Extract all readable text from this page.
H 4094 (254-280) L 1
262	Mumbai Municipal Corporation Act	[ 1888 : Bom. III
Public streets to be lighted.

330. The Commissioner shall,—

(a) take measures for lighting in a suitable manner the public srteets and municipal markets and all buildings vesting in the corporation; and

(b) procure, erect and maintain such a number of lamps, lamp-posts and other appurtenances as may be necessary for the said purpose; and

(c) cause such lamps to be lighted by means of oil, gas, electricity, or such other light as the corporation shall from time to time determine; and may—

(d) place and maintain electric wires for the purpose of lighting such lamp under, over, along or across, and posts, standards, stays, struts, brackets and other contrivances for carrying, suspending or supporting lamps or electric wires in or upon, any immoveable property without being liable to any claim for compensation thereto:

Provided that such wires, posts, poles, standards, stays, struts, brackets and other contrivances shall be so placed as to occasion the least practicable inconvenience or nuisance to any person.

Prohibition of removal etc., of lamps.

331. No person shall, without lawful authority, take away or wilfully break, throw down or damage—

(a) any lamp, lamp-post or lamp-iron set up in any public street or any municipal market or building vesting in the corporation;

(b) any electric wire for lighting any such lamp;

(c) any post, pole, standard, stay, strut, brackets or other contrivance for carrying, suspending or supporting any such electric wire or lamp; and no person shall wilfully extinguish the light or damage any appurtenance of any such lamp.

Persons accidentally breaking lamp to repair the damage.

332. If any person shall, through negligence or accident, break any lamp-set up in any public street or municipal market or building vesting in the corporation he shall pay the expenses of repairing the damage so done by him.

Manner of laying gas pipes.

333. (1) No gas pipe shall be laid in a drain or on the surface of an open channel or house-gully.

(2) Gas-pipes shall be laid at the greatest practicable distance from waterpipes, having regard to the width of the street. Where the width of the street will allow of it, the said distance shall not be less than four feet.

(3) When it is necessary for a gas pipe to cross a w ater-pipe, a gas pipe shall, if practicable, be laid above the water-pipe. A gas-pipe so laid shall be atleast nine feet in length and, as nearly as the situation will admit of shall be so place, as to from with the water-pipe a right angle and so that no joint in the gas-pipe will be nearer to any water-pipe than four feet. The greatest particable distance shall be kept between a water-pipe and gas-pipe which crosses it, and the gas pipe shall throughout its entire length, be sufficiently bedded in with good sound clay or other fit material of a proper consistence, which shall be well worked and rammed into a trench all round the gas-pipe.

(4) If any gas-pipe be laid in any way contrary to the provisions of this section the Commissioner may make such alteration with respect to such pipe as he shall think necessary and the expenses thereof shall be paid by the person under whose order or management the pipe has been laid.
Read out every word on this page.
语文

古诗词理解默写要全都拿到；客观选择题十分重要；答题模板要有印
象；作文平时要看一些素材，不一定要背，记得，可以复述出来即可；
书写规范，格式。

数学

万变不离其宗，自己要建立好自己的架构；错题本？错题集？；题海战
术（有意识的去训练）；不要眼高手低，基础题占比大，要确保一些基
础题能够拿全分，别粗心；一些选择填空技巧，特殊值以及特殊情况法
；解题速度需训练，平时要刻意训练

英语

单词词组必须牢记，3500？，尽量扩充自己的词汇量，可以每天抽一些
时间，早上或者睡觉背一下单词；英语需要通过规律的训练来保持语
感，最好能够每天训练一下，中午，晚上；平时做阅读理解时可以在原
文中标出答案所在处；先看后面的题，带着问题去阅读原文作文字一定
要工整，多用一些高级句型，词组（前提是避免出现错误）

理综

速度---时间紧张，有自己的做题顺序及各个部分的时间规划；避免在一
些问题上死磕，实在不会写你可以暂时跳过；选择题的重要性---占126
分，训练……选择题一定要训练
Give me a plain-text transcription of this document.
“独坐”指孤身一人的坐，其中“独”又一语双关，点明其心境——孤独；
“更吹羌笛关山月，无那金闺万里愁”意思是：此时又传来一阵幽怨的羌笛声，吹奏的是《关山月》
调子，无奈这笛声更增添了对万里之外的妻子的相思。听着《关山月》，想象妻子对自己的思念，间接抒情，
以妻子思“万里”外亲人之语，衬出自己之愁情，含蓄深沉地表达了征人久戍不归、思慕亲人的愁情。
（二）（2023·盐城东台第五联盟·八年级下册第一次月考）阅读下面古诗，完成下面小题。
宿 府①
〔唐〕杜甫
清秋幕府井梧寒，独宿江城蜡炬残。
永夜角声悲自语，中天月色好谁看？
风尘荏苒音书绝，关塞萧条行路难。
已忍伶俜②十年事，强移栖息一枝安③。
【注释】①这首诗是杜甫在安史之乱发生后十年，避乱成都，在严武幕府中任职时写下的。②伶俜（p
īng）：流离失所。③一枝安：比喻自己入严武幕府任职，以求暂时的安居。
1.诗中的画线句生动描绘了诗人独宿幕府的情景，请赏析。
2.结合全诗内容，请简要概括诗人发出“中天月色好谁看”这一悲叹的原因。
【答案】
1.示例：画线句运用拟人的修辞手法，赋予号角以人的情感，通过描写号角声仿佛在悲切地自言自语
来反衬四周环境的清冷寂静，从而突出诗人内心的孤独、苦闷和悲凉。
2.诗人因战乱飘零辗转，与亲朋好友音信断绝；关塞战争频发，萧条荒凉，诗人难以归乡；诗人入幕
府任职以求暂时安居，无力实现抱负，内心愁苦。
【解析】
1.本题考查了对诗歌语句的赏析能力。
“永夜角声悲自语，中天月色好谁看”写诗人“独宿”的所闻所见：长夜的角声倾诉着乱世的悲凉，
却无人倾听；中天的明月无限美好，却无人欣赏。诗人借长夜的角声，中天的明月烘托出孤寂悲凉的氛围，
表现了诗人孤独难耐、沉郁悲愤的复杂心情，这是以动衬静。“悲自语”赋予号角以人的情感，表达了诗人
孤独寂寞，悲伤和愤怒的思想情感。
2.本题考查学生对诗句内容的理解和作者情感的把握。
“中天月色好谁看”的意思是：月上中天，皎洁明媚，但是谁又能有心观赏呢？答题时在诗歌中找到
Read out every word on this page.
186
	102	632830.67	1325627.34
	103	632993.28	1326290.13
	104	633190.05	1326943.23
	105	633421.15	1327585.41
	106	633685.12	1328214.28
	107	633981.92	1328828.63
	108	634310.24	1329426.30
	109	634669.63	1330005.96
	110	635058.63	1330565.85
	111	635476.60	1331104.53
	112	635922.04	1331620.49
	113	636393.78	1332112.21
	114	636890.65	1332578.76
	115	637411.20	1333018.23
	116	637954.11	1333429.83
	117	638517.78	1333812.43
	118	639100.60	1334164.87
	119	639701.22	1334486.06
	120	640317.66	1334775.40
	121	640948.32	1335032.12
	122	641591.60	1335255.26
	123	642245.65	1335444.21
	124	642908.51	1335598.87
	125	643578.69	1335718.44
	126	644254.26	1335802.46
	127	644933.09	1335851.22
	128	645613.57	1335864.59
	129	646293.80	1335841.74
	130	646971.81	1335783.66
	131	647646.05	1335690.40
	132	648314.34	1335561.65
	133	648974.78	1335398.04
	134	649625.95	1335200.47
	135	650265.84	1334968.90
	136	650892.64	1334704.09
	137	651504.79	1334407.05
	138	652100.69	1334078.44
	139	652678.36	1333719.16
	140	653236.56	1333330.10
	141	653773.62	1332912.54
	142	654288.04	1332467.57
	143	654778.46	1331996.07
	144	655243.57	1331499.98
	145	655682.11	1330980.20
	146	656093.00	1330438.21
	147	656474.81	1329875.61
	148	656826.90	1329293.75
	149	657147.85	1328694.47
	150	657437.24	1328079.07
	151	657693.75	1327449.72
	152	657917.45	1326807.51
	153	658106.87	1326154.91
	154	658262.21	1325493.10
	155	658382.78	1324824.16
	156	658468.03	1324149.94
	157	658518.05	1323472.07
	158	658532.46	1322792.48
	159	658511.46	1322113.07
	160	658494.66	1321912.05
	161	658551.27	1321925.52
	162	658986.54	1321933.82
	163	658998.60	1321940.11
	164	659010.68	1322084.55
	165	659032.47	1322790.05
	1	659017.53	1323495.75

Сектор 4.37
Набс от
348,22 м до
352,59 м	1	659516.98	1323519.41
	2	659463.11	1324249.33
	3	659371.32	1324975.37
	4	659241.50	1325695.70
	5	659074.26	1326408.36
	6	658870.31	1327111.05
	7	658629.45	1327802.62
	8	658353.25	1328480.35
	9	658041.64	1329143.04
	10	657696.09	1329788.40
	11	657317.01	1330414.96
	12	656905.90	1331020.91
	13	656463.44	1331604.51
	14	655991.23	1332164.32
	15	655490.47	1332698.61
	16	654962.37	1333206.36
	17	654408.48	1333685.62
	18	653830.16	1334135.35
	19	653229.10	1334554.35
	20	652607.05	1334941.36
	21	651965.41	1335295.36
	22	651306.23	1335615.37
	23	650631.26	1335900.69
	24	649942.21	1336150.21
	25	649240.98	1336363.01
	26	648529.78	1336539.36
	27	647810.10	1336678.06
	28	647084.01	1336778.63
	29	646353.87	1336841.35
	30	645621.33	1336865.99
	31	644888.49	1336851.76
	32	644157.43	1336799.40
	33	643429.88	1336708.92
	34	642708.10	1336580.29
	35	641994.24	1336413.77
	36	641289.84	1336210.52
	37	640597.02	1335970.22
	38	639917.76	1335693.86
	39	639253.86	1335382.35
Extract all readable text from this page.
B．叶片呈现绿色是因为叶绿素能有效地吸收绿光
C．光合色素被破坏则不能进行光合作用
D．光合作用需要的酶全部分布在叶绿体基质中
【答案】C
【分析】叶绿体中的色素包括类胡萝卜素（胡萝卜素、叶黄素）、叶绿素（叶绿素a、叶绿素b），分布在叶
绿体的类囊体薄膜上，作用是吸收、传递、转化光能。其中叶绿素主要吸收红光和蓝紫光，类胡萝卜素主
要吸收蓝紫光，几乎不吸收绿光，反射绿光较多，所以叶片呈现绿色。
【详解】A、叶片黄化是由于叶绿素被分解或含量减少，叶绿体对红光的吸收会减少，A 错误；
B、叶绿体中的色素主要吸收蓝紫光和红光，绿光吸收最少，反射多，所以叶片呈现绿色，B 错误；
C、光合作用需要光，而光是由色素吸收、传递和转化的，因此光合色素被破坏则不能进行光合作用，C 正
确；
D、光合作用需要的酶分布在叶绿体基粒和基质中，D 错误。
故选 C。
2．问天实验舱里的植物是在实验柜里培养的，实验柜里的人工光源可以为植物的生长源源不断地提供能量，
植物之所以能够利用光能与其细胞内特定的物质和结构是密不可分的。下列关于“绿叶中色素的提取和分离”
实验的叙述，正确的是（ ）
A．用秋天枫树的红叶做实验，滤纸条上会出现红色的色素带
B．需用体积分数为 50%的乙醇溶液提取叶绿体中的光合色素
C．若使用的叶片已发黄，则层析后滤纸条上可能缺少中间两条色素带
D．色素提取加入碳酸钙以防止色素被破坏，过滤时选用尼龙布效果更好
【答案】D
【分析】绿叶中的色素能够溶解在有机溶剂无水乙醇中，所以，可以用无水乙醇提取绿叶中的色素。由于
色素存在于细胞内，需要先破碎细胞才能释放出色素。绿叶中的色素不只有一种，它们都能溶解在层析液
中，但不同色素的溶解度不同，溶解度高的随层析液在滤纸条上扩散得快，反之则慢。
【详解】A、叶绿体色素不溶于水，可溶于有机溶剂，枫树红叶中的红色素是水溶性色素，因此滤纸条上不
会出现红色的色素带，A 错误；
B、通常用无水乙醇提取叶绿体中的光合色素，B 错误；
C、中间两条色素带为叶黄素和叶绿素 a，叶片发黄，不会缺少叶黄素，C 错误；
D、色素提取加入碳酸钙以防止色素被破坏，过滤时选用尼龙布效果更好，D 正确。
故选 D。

# [SET EXERCISE]
Go through the listing above and report how many of its lines contain the word "wires", with only the number as output.

# [OUTPUT OF THE TASK]
2